● Task goal
Your task is to copy every line of the entries that contains "this".

Entries taken from a collection:
· · · · ·

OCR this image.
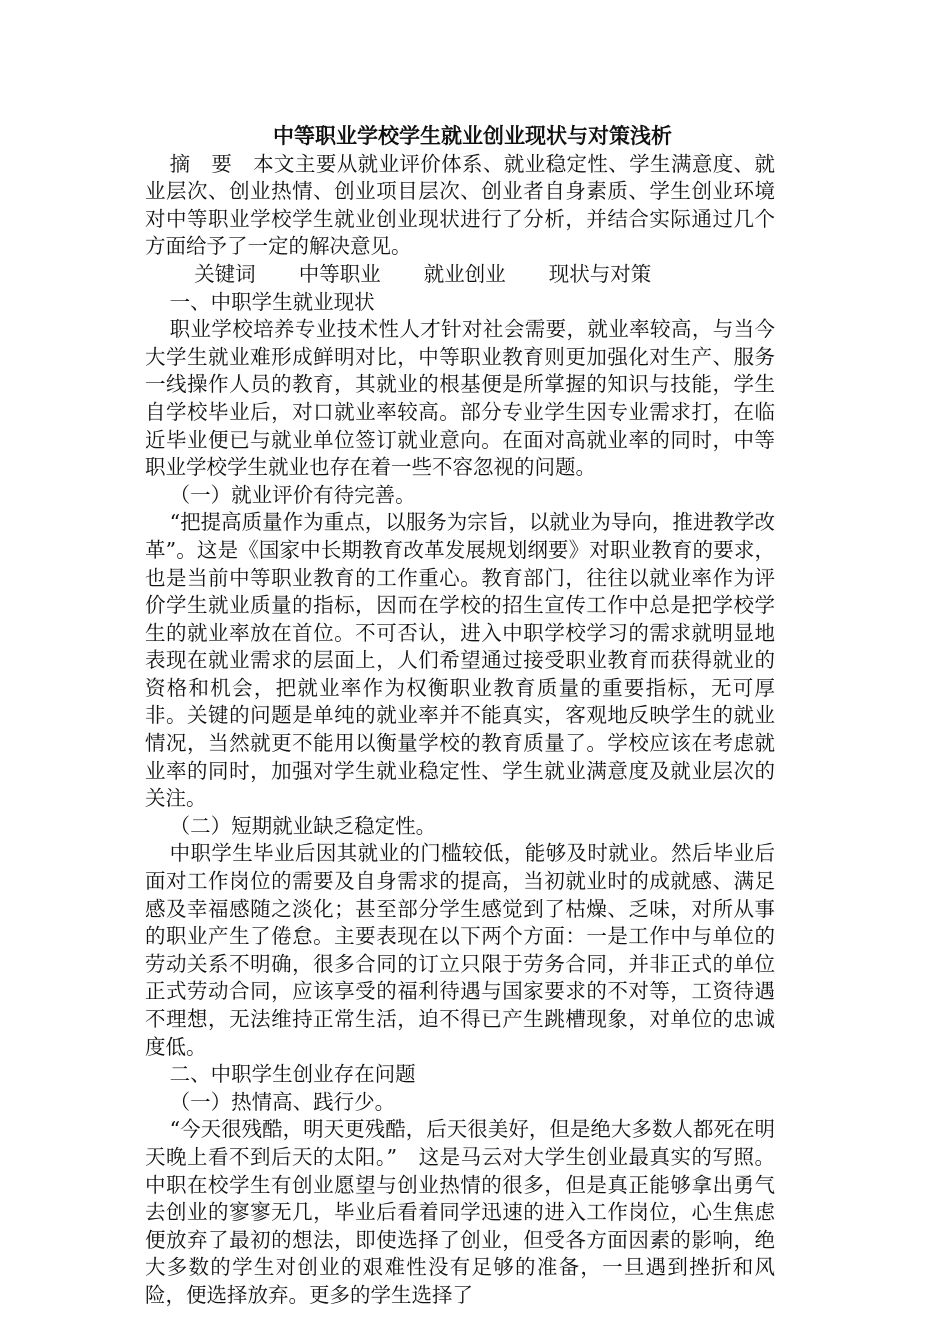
中等职业学校学生就业创业现状与对策浅析

摘　要　 本文主要从就业评价体系、就业稳定性、学生满意度、就业层次、创业热情、创业项目层次、创业者自身素质、学生创业环境对中等职业学校学生就业创业现状进行了分析，并结合实际通过几个方面给予了一定的解决意见。

关键词 中等职业 就业创业 现状与对策

一、中职学生就业现状

职业学校培养专业技术性人才针对社会需要，就业率较高，与当今大学生就业难形成鲜明对比，中等职业教育则更加强化对生产、服务一线操作人员的教育，其就业的根基便是所掌握的知识与技能，学生自学校毕业后，对口就业率较高。部分专业学生因专业需求打，在临近毕业便已与就业单位签订就业意向。在面对高就业率的同时，中等职业学校学生就业也存在着一些不容忽视的问题。

（一）就业评价有待完善。

“把提高质量作为重点，以服务为宗旨，以就业为导向，推进教学改革”。这是《国家中长期教育改革发展规划纲要》对职业教育的要求，也是当前中等职业教育的工作重心。教育部门，往往以就业率作为评价学生就业质量的指标，因而在学校的招生宣传工作中总是把学校学生的就业率放在首位。不可否认，进入中职学校学习的需求就明显地表现在就业需求的层面上，人们希望通过接受职业教育而获得就业的资格和机会，把就业率作为权衡职业教育质量的重要指标，无可厚非。关键的问题是单纯的就业率并不能真实，客观地反映学生的就业情况，当然就更不能用以衡量学校的教育质量了。学校应该在考虑就业率的同时，加强对学生就业稳定性、学生就业满意度及就业层次的关注。

（二）短期就业缺乏稳定性。

中职学生毕业后因其就业的门槛较低，能够及时就业。然后毕业后面对工作岗位的需要及自身需求的提高，当初就业时的成就感、满足感及幸福感随之淡化；甚至部分学生感觉到了枯燥、乏味，对所从事的职业产生了倦怠。主要表现在以下两个方面：一是工作中与单位的劳动关系不明确，很多合同的订立只限于劳务合同，并非正式的单位正式劳动合同，应该享受的福利待遇与国家要求的不对等，工资待遇不理想，无法维持正常生活，迫不得已产生跳槽现象，对单位的忠诚度低。

二、中职学生创业存在问题

（一）热情高、践行少。

“今天很残酷，明天更残酷，后天很美好，但是绝大多数人都死在明天晚上看不到后天的太阳。”　这是马云对大学生创业最真实的写照。中职在校学生有创业愿望与创业热情的很多，但是真正能够拿出勇气去创业的寥寥无几，毕业后看着同学迅速的进入工作岗位，心生焦虑便放弃了最初的想法，即使选择了创业，但受各方面因素的影响，绝大多数的学生对创业的艰难性没有足够的准备，一旦遇到挫折和风险，便选择放弃。更多的学生选择了
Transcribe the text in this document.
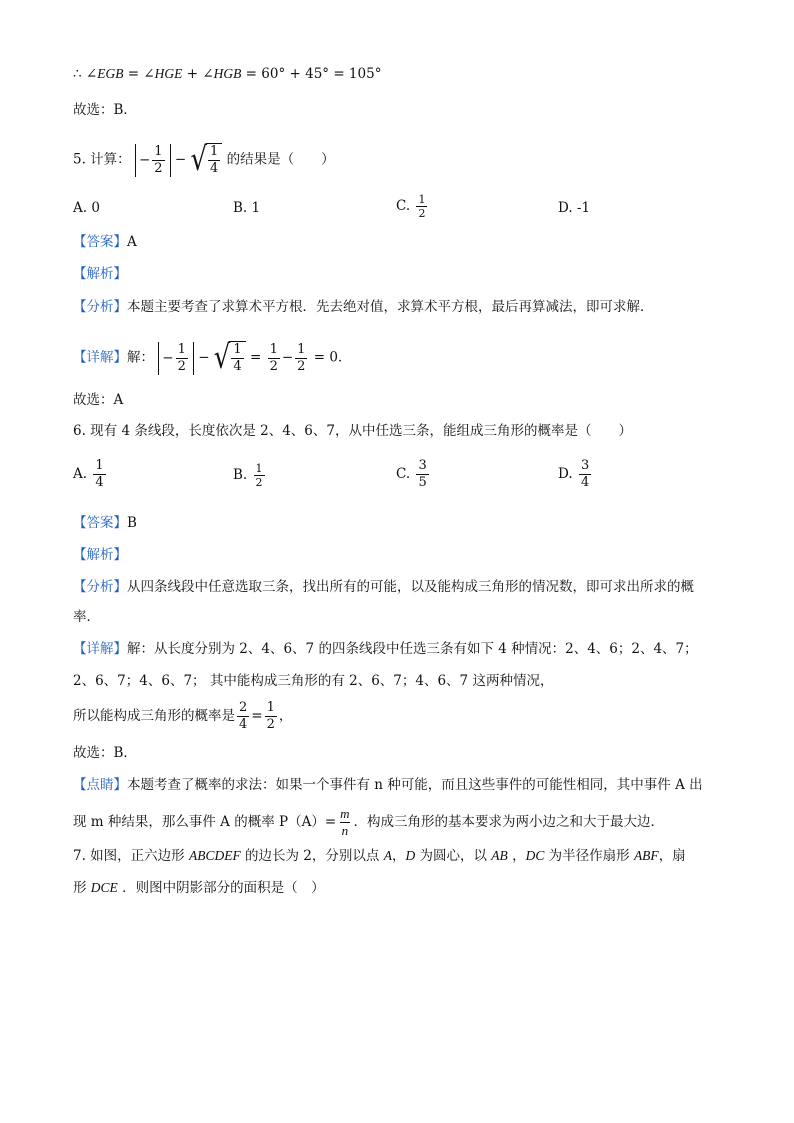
∴ ∠EGB = ∠HGE + ∠HGB = 60° + 45° = 105°
故选：B．
5. 计算： − $\frac{1}{2}$ − √ $\frac{1}{4}$ 的结果是（　　）
A. 0	B. 1	C. $\frac{1}{2}$	D. -1
【答案】A
【解析】
【分析】本题主要考查了求算术平方根．先去绝对值，求算术平方根，最后再算减法，即可求解．
【详解】解： − $\frac{1}{2}$ − √ $\frac{1}{4} = \frac{1}{2} - \frac{1}{2} = 0$．
故选：A
6. 现有 4 条线段，长度依次是 2、4、6、7，从中任选三条，能组成三角形的概率是（　　）
A. $\frac{1}{4}$	B. $\frac{1}{2}$	C. $\frac{3}{5}$	D. $\frac{3}{4}$
【答案】B
【解析】
【分析】从四条线段中任意选取三条，找出所有的可能，以及能构成三角形的情况数，即可求出所求的概
率．
【详解】解：从长度分别为 2、4、6、7 的四条线段中任选三条有如下 4 种情况：2、4、6；2、4、7；
2、6、7；4、6、7； 其中能构成三角形的有 2、6、7；4、6、7 这两种情况，
所以能构成三角形的概率是 $\frac{2}{4} = \frac{1}{2}$ ，
故选：B．
【点睛】本题考查了概率的求法：如果一个事件有 n 种可能，而且这些事件的可能性相同，其中事件 A 出
现 m 种结果，那么事件 A 的概率 $P(A)= \frac{m}{n}$ ．构成三角形的基本要求为两小边之和大于最大边．
7. 如图，正六边形 ABCDEF 的边长为 2，分别以点 A，D 为圆心，以 AB ，DC 为半径作扇形 ABF，扇
形 DCE ．则图中阴影部分的面积是（　）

· · · · ·

● Output
OCR this image.
Transcribe the text in this document.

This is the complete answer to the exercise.